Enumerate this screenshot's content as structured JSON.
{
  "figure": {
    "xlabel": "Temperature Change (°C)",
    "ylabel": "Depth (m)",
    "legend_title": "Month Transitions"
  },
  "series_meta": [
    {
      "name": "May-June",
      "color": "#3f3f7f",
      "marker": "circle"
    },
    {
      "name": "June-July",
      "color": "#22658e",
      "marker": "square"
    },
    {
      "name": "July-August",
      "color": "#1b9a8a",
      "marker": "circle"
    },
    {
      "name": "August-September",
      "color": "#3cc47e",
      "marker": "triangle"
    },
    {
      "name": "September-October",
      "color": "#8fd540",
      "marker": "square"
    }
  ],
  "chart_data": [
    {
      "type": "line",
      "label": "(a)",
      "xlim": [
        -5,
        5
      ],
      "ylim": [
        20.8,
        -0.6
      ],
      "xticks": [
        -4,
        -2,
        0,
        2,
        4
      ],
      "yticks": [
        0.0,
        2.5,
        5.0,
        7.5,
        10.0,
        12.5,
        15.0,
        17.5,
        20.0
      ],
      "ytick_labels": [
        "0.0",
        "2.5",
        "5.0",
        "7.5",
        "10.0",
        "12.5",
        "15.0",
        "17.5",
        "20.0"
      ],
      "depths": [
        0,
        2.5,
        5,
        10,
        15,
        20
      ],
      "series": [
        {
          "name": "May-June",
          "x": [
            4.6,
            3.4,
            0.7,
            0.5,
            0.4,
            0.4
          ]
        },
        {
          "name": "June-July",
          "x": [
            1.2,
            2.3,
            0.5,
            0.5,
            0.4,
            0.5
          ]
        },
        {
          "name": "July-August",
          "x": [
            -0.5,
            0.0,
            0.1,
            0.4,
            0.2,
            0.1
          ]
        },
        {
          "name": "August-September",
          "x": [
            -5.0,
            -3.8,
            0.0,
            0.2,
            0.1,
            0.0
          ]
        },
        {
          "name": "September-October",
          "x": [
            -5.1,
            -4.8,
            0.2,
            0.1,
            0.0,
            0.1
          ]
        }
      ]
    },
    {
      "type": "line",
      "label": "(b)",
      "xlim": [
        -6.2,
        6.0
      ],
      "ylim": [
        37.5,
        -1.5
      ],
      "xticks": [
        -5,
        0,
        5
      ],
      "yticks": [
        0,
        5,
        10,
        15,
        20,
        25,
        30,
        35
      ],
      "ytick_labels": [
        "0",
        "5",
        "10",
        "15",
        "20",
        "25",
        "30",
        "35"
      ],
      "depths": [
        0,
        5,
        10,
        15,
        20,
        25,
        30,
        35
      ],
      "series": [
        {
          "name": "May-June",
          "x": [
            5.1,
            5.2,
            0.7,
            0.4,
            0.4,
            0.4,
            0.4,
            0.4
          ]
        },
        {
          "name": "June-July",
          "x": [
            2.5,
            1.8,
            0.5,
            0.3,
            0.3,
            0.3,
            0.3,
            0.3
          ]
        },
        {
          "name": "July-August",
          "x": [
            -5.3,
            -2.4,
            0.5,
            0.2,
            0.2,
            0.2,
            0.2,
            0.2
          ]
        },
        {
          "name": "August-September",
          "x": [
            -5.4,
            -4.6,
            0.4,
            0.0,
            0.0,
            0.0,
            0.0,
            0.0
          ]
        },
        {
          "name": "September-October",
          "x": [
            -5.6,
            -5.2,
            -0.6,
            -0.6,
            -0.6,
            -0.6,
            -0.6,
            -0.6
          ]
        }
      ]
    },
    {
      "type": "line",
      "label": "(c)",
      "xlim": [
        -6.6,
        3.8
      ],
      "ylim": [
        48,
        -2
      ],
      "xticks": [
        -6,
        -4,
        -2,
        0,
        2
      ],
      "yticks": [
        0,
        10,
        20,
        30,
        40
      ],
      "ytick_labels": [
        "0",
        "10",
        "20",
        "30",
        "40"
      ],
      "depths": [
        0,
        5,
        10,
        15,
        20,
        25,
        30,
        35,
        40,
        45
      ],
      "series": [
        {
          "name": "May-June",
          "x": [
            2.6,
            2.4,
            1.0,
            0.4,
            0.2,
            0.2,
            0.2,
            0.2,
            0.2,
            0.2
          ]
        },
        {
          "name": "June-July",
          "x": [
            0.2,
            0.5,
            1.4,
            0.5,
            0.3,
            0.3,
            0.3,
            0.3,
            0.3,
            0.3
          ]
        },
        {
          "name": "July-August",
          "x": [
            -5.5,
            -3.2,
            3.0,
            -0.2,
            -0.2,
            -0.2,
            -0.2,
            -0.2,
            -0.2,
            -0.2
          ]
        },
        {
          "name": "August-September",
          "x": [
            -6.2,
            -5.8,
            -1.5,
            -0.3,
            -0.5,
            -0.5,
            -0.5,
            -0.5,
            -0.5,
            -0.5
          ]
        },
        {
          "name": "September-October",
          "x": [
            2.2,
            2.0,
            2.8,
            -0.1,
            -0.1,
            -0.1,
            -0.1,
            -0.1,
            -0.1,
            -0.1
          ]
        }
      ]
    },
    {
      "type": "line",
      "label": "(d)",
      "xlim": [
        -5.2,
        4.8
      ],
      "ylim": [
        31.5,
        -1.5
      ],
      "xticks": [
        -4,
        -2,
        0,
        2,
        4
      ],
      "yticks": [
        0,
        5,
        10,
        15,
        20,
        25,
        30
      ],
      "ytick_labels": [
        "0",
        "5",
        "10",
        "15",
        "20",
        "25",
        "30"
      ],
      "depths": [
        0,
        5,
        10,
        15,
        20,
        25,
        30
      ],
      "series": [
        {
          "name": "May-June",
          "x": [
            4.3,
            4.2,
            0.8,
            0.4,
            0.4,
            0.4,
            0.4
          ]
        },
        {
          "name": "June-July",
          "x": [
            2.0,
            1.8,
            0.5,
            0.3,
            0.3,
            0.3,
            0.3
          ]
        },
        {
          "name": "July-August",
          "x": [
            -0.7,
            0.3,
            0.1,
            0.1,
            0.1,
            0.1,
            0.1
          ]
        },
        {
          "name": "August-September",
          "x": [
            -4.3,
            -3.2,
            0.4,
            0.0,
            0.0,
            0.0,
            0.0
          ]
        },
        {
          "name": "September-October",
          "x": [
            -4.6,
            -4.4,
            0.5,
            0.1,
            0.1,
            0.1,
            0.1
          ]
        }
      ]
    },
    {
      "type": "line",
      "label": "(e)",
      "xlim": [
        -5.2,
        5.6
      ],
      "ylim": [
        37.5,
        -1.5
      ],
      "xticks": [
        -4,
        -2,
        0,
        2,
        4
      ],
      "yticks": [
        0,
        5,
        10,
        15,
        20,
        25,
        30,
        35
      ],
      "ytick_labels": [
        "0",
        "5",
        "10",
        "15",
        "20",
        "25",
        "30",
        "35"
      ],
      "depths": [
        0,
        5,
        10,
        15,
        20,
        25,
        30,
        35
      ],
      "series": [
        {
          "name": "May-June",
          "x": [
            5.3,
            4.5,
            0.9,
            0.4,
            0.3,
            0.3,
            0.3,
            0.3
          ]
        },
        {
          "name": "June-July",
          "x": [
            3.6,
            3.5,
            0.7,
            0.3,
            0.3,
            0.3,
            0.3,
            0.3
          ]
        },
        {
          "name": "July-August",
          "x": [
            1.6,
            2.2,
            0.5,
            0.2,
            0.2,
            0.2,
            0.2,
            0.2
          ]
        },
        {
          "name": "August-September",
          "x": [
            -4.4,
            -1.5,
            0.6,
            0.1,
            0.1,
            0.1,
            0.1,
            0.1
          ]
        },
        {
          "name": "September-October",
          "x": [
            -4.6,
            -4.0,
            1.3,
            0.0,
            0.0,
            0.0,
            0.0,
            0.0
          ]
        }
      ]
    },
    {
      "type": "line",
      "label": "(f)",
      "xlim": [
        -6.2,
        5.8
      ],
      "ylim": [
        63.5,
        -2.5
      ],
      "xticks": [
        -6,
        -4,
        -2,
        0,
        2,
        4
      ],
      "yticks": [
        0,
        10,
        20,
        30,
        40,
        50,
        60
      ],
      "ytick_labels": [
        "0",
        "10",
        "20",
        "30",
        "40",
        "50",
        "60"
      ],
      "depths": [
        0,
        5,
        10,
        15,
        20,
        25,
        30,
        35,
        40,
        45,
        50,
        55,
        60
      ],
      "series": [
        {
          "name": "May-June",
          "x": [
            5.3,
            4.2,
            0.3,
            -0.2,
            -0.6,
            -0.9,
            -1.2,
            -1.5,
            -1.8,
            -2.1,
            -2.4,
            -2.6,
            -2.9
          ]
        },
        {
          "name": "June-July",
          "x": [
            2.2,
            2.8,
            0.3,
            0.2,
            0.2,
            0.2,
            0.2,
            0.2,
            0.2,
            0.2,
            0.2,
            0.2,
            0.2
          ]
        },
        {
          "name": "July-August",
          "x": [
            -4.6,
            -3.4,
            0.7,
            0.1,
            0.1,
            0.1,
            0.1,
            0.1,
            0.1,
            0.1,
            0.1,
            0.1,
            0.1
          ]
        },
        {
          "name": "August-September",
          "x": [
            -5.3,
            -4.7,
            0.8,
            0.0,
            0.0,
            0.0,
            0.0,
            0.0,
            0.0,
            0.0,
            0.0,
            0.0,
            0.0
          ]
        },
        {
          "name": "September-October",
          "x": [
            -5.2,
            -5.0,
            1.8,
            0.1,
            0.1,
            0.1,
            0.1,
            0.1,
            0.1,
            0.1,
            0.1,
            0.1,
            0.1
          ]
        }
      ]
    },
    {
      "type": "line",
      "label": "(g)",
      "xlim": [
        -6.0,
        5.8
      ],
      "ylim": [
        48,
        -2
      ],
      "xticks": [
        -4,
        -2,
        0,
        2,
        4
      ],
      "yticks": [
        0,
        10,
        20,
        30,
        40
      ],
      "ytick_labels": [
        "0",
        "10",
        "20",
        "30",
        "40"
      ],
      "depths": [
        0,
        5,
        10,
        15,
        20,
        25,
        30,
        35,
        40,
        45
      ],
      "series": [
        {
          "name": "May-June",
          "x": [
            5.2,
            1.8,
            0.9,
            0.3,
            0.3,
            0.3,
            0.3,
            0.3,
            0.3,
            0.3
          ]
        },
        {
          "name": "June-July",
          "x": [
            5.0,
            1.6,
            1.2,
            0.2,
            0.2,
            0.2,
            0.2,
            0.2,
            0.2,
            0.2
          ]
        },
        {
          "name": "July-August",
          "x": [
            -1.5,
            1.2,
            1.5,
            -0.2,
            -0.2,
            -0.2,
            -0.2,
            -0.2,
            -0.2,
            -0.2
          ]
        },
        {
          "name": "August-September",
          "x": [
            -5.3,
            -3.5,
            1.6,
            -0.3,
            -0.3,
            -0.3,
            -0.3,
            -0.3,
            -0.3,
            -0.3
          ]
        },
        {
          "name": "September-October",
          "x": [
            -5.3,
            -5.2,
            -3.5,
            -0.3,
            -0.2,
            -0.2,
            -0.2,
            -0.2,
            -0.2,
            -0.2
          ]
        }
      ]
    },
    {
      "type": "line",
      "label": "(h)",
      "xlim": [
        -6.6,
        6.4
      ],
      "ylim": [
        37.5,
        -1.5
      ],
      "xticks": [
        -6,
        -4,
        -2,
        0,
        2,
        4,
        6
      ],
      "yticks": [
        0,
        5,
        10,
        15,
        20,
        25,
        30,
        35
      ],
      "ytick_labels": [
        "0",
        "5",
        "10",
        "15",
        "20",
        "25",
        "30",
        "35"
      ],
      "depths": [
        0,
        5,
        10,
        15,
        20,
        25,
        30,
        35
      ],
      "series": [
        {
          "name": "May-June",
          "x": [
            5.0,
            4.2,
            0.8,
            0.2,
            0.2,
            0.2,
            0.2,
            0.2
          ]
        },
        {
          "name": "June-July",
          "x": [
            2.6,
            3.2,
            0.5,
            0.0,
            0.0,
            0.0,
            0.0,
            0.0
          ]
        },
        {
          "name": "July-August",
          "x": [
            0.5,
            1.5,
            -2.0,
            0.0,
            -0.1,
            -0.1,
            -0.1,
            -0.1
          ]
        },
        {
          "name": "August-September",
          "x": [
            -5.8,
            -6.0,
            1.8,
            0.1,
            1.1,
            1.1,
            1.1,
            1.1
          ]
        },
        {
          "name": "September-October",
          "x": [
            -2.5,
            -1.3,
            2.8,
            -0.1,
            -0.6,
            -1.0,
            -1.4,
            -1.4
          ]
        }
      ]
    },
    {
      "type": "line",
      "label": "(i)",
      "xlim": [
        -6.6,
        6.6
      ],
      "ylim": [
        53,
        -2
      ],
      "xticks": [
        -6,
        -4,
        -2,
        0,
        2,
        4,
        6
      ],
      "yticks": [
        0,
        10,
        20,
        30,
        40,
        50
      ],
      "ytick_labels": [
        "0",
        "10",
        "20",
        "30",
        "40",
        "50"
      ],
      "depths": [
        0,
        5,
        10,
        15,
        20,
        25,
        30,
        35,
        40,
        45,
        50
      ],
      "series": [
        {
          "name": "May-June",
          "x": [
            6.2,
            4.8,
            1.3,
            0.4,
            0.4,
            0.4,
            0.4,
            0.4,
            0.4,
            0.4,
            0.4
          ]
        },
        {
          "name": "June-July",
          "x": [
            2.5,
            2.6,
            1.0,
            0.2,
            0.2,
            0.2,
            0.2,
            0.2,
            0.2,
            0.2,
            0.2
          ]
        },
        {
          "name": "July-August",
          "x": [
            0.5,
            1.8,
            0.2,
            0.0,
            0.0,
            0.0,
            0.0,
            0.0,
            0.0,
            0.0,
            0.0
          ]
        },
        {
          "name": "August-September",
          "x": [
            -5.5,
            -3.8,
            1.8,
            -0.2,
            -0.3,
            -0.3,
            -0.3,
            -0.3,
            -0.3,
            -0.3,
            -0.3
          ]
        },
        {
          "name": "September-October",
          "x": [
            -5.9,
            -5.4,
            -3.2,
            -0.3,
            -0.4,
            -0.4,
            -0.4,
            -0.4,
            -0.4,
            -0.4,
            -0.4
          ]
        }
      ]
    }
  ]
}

★ ★ ★ ★

» **Aim**: In the records, locate each line holding the string "color" and copy it.

» **The answer**:
      "color": "#3f3f7f",
      "color": "#22658e",
      "color": "#1b9a8a",
      "color": "#3cc47e",
      "color": "#8fd540",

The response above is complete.